begin Record excerpts
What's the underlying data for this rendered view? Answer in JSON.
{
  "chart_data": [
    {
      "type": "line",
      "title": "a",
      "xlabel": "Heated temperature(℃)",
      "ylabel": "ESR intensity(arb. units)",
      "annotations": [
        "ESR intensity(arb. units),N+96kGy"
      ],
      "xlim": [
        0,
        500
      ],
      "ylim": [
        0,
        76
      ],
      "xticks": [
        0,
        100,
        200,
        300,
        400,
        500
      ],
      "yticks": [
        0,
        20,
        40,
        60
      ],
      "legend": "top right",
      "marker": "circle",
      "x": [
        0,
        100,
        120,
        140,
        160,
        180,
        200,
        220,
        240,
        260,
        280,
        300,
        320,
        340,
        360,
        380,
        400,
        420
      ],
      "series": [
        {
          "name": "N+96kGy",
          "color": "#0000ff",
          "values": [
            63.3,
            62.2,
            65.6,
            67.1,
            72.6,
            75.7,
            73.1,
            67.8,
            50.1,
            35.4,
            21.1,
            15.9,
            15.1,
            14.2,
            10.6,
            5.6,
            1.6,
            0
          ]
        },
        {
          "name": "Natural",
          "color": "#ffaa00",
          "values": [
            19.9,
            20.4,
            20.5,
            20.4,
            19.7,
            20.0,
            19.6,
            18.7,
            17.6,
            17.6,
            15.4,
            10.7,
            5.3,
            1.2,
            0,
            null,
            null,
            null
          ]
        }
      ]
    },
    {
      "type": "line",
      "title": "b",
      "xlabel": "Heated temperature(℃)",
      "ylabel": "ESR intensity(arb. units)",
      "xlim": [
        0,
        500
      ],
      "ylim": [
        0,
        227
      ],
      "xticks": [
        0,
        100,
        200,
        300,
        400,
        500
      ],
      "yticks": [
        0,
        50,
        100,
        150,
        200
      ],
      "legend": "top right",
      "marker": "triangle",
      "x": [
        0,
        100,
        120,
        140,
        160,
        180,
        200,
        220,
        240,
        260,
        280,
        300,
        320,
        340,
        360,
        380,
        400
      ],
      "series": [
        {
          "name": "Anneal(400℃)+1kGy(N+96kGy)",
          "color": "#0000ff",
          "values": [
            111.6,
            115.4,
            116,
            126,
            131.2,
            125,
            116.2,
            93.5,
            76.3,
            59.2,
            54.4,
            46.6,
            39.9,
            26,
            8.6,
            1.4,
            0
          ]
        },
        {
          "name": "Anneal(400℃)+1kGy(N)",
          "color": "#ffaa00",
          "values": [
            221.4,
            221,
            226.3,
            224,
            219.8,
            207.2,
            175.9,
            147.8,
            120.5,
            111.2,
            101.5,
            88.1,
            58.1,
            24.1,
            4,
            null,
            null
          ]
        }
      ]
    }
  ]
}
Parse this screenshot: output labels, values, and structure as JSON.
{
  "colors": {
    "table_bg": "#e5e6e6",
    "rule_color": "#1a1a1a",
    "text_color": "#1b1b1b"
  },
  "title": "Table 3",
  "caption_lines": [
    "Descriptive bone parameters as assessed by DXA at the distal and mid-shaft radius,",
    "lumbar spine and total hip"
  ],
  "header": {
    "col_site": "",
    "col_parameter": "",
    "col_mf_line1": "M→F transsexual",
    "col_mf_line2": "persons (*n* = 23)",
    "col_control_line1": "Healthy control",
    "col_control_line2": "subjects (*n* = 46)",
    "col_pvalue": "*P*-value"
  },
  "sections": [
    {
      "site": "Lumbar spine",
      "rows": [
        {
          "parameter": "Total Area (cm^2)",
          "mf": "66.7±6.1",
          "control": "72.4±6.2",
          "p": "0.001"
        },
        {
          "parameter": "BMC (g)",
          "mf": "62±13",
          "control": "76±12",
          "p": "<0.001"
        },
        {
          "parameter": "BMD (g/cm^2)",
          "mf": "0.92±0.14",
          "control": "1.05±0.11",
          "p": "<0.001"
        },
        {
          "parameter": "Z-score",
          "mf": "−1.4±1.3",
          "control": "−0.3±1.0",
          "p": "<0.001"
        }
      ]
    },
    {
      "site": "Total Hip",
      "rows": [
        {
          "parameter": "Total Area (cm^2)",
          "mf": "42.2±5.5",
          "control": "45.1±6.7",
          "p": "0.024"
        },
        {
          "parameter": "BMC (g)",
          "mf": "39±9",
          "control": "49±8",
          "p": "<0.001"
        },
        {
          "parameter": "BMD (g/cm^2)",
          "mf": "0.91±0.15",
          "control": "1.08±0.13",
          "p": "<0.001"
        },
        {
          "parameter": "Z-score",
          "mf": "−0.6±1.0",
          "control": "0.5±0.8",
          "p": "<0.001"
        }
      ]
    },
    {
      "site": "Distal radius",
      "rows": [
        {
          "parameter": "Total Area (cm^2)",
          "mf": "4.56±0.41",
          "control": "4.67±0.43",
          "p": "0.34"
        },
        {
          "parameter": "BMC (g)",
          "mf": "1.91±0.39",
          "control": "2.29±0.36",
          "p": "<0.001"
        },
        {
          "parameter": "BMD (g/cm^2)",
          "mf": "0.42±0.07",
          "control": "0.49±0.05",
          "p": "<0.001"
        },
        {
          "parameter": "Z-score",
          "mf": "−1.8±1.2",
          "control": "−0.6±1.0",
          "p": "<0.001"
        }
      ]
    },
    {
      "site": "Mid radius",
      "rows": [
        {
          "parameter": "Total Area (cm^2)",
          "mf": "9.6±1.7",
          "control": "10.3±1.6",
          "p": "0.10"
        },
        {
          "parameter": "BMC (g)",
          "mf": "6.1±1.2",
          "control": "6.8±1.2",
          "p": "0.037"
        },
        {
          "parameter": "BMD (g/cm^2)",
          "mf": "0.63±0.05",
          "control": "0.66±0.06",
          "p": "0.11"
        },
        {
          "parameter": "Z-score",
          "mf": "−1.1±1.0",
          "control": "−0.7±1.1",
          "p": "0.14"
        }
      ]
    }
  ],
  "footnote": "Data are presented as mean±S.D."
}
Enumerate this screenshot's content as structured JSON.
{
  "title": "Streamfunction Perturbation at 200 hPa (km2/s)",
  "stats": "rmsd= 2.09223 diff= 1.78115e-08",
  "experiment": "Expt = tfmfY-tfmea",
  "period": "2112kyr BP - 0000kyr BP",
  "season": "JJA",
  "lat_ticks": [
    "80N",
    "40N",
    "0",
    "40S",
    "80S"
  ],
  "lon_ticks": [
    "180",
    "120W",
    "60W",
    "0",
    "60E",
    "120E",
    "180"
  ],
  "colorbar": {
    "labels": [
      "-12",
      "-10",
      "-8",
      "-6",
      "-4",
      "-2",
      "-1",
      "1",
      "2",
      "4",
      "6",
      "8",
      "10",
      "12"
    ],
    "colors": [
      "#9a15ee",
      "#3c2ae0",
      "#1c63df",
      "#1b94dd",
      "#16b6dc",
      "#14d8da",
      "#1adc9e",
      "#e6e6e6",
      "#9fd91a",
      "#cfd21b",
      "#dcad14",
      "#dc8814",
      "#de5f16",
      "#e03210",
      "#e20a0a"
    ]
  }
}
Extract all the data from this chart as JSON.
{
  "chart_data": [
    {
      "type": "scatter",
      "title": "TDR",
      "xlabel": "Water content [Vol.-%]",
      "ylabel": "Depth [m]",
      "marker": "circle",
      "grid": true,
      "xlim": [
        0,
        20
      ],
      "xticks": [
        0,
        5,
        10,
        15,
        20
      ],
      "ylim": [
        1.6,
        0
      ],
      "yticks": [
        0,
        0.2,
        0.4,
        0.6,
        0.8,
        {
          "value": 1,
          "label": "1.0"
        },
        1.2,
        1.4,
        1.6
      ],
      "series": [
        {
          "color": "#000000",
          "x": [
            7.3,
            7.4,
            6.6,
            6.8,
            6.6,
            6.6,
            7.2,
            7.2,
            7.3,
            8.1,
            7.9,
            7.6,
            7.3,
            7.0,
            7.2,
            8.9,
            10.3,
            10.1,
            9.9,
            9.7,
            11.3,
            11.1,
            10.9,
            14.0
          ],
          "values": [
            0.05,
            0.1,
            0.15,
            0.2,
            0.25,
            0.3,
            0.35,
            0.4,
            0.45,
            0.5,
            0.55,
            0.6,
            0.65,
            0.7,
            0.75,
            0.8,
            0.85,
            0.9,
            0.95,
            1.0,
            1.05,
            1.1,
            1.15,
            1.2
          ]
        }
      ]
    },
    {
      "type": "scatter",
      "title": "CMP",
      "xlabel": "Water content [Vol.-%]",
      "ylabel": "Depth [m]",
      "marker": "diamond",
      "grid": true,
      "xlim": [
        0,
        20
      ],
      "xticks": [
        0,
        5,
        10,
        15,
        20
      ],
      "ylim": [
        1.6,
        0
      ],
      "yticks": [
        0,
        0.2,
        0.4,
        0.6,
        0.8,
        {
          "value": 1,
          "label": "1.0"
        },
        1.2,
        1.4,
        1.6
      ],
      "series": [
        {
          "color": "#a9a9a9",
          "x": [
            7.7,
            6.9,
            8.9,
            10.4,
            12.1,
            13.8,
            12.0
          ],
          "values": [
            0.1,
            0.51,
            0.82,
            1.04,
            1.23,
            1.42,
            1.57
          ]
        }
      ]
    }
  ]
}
end Record excerpts
**Required work**
Find every line with the word "radius" and state how many there are, with no other words.

**Answer to the problem**
3